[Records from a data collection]
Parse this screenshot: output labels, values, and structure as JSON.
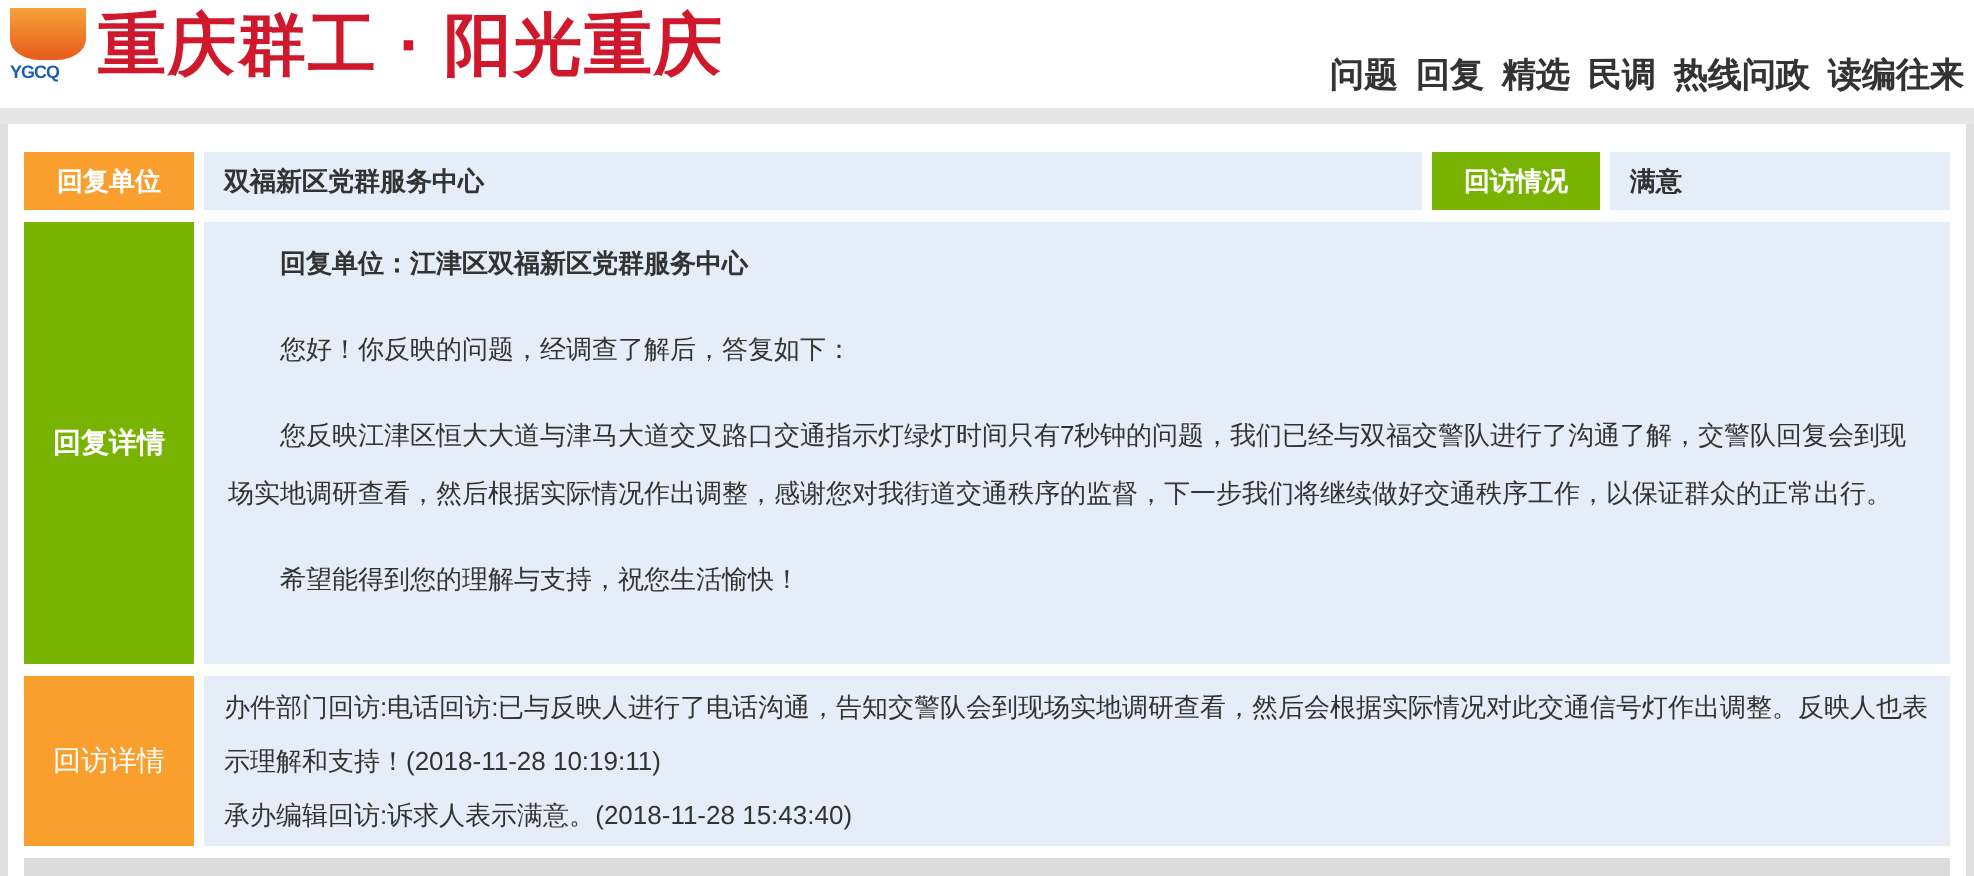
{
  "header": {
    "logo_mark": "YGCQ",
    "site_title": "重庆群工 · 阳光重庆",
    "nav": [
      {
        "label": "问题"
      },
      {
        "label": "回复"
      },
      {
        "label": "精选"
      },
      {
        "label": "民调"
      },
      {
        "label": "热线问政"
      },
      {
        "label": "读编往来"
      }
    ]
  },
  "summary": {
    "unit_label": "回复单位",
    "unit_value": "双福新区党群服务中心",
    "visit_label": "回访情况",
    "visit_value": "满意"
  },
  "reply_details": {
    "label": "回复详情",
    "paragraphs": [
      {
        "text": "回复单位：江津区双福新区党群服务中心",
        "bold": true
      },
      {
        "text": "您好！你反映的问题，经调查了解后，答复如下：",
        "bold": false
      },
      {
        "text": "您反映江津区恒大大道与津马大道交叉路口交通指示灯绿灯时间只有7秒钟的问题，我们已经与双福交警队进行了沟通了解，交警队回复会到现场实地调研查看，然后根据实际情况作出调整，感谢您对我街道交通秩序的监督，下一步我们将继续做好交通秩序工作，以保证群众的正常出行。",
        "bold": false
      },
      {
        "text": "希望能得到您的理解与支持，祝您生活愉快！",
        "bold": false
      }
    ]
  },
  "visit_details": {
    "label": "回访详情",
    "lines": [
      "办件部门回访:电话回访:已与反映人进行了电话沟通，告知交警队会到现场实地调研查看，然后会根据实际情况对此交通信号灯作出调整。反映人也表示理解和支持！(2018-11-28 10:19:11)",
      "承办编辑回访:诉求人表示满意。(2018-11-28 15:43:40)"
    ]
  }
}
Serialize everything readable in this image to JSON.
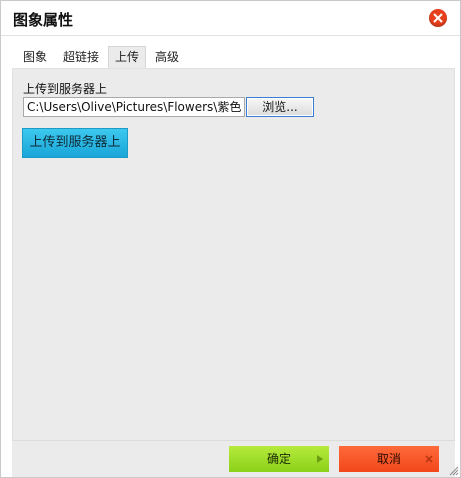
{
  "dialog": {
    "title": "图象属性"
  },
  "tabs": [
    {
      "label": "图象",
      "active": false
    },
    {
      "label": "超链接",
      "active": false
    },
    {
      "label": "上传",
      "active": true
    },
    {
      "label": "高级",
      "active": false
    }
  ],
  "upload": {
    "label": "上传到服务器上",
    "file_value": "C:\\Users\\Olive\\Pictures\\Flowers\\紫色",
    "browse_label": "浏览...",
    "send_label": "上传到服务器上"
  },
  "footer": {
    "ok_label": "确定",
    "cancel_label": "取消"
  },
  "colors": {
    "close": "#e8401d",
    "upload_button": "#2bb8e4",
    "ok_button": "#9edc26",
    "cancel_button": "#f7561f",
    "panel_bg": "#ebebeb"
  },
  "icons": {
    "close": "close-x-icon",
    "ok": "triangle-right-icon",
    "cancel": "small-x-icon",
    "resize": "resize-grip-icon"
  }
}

> _PROMPT_
Reproduce the material above in full, exactly, with no images.

> _FINAL RESULT_
Parse this screenshot: output labels, values, and structure as JSON.
{
  "header": {
    "logo_mark": "YGCQ",
    "site_title": "重庆群工 · 阳光重庆",
    "nav": [
      {
        "label": "问题"
      },
      {
        "label": "回复"
      },
      {
        "label": "精选"
      },
      {
        "label": "民调"
      },
      {
        "label": "热线问政"
      },
      {
        "label": "读编往来"
      }
    ]
  },
  "summary": {
    "unit_label": "回复单位",
    "unit_value": "双福新区党群服务中心",
    "visit_label": "回访情况",
    "visit_value": "满意"
  },
  "reply_details": {
    "label": "回复详情",
    "paragraphs": [
      {
        "text": "回复单位：江津区双福新区党群服务中心",
        "bold": true
      },
      {
        "text": "您好！你反映的问题，经调查了解后，答复如下：",
        "bold": false
      },
      {
        "text": "您反映江津区恒大大道与津马大道交叉路口交通指示灯绿灯时间只有7秒钟的问题，我们已经与双福交警队进行了沟通了解，交警队回复会到现场实地调研查看，然后根据实际情况作出调整，感谢您对我街道交通秩序的监督，下一步我们将继续做好交通秩序工作，以保证群众的正常出行。",
        "bold": false
      },
      {
        "text": "希望能得到您的理解与支持，祝您生活愉快！",
        "bold": false
      }
    ]
  },
  "visit_details": {
    "label": "回访详情",
    "lines": [
      "办件部门回访:电话回访:已与反映人进行了电话沟通，告知交警队会到现场实地调研查看，然后会根据实际情况对此交通信号灯作出调整。反映人也表示理解和支持！(2018-11-28 10:19:11)",
      "承办编辑回访:诉求人表示满意。(2018-11-28 15:43:40)"
    ]
  }
}
Serialize everything readable in this image to JSON.
{
  "dialog": {
    "title": "图象属性"
  },
  "tabs": [
    {
      "label": "图象",
      "active": false
    },
    {
      "label": "超链接",
      "active": false
    },
    {
      "label": "上传",
      "active": true
    },
    {
      "label": "高级",
      "active": false
    }
  ],
  "upload": {
    "label": "上传到服务器上",
    "file_value": "C:\\Users\\Olive\\Pictures\\Flowers\\紫色",
    "browse_label": "浏览...",
    "send_label": "上传到服务器上"
  },
  "footer": {
    "ok_label": "确定",
    "cancel_label": "取消"
  },
  "colors": {
    "close": "#e8401d",
    "upload_button": "#2bb8e4",
    "ok_button": "#9edc26",
    "cancel_button": "#f7561f",
    "panel_bg": "#ebebeb"
  },
  "icons": {
    "close": "close-x-icon",
    "ok": "triangle-right-icon",
    "cancel": "small-x-icon",
    "resize": "resize-grip-icon"
  }
}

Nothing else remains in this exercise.